*Provided data*
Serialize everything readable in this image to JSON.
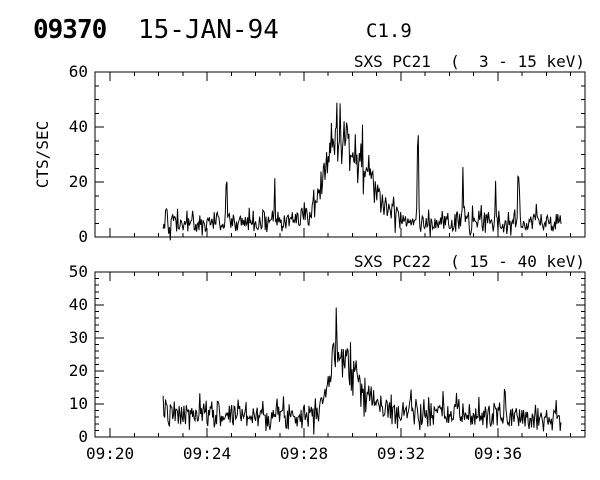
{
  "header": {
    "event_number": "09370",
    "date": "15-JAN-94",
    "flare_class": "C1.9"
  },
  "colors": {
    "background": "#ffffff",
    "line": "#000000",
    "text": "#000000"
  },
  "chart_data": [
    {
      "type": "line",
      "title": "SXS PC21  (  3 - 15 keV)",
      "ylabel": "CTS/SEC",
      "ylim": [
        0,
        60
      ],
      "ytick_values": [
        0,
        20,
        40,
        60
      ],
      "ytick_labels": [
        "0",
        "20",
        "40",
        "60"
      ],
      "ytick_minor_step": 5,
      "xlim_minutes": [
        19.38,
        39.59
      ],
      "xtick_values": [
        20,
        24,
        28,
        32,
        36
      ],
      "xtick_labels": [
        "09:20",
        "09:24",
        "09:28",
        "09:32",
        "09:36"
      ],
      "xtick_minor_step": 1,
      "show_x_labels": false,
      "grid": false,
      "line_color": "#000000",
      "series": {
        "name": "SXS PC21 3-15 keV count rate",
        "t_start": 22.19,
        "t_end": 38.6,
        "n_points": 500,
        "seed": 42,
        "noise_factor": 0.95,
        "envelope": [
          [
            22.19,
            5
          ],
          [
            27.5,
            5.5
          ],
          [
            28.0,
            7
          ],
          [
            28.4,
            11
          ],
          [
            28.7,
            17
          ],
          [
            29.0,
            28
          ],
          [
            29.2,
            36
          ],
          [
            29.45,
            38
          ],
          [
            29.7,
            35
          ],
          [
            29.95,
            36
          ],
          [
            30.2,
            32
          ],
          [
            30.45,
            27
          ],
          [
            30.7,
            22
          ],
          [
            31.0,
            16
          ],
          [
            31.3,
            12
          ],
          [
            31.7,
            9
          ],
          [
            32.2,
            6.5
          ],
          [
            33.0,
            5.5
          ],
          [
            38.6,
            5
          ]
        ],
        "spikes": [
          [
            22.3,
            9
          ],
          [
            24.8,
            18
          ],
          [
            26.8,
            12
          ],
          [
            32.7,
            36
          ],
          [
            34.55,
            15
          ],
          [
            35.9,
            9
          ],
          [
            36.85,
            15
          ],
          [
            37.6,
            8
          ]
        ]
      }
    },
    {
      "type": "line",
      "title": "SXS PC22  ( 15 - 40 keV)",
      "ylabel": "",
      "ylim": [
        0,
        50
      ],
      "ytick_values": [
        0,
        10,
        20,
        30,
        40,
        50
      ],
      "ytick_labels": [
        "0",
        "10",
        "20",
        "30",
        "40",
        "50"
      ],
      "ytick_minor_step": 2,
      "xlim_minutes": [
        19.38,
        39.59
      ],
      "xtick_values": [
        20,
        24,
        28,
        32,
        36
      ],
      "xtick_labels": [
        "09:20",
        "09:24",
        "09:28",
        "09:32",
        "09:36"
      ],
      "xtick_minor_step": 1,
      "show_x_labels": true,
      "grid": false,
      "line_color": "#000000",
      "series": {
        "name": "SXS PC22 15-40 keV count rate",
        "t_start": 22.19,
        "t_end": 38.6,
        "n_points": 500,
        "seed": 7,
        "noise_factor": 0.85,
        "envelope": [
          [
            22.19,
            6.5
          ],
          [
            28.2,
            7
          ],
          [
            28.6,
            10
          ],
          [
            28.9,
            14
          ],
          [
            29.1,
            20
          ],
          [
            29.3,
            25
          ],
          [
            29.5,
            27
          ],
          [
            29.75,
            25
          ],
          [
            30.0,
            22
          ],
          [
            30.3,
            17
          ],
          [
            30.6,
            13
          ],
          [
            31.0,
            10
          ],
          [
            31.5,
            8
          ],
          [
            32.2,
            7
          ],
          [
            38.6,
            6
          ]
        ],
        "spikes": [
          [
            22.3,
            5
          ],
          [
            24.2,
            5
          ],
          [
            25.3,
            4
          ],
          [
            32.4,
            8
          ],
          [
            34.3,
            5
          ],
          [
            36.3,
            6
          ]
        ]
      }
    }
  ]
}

*Work required*
All of the data above should be quoted exactly, except for the pictures.

*Solution*
Serialize everything readable in this image to JSON.
{
  "header": {
    "event_number": "09370",
    "date": "15-JAN-94",
    "flare_class": "C1.9"
  },
  "colors": {
    "background": "#ffffff",
    "line": "#000000",
    "text": "#000000"
  },
  "chart_data": [
    {
      "type": "line",
      "title": "SXS PC21  (  3 - 15 keV)",
      "ylabel": "CTS/SEC",
      "ylim": [
        0,
        60
      ],
      "ytick_values": [
        0,
        20,
        40,
        60
      ],
      "ytick_labels": [
        "0",
        "20",
        "40",
        "60"
      ],
      "ytick_minor_step": 5,
      "xlim_minutes": [
        19.38,
        39.59
      ],
      "xtick_values": [
        20,
        24,
        28,
        32,
        36
      ],
      "xtick_labels": [
        "09:20",
        "09:24",
        "09:28",
        "09:32",
        "09:36"
      ],
      "xtick_minor_step": 1,
      "show_x_labels": false,
      "grid": false,
      "line_color": "#000000",
      "series": {
        "name": "SXS PC21 3-15 keV count rate",
        "t_start": 22.19,
        "t_end": 38.6,
        "n_points": 500,
        "seed": 42,
        "noise_factor": 0.95,
        "envelope": [
          [
            22.19,
            5
          ],
          [
            27.5,
            5.5
          ],
          [
            28.0,
            7
          ],
          [
            28.4,
            11
          ],
          [
            28.7,
            17
          ],
          [
            29.0,
            28
          ],
          [
            29.2,
            36
          ],
          [
            29.45,
            38
          ],
          [
            29.7,
            35
          ],
          [
            29.95,
            36
          ],
          [
            30.2,
            32
          ],
          [
            30.45,
            27
          ],
          [
            30.7,
            22
          ],
          [
            31.0,
            16
          ],
          [
            31.3,
            12
          ],
          [
            31.7,
            9
          ],
          [
            32.2,
            6.5
          ],
          [
            33.0,
            5.5
          ],
          [
            38.6,
            5
          ]
        ],
        "spikes": [
          [
            22.3,
            9
          ],
          [
            24.8,
            18
          ],
          [
            26.8,
            12
          ],
          [
            32.7,
            36
          ],
          [
            34.55,
            15
          ],
          [
            35.9,
            9
          ],
          [
            36.85,
            15
          ],
          [
            37.6,
            8
          ]
        ]
      }
    },
    {
      "type": "line",
      "title": "SXS PC22  ( 15 - 40 keV)",
      "ylabel": "",
      "ylim": [
        0,
        50
      ],
      "ytick_values": [
        0,
        10,
        20,
        30,
        40,
        50
      ],
      "ytick_labels": [
        "0",
        "10",
        "20",
        "30",
        "40",
        "50"
      ],
      "ytick_minor_step": 2,
      "xlim_minutes": [
        19.38,
        39.59
      ],
      "xtick_values": [
        20,
        24,
        28,
        32,
        36
      ],
      "xtick_labels": [
        "09:20",
        "09:24",
        "09:28",
        "09:32",
        "09:36"
      ],
      "xtick_minor_step": 1,
      "show_x_labels": true,
      "grid": false,
      "line_color": "#000000",
      "series": {
        "name": "SXS PC22 15-40 keV count rate",
        "t_start": 22.19,
        "t_end": 38.6,
        "n_points": 500,
        "seed": 7,
        "noise_factor": 0.85,
        "envelope": [
          [
            22.19,
            6.5
          ],
          [
            28.2,
            7
          ],
          [
            28.6,
            10
          ],
          [
            28.9,
            14
          ],
          [
            29.1,
            20
          ],
          [
            29.3,
            25
          ],
          [
            29.5,
            27
          ],
          [
            29.75,
            25
          ],
          [
            30.0,
            22
          ],
          [
            30.3,
            17
          ],
          [
            30.6,
            13
          ],
          [
            31.0,
            10
          ],
          [
            31.5,
            8
          ],
          [
            32.2,
            7
          ],
          [
            38.6,
            6
          ]
        ],
        "spikes": [
          [
            22.3,
            5
          ],
          [
            24.2,
            5
          ],
          [
            25.3,
            4
          ],
          [
            32.4,
            8
          ],
          [
            34.3,
            5
          ],
          [
            36.3,
            6
          ]
        ]
      }
    }
  ]
}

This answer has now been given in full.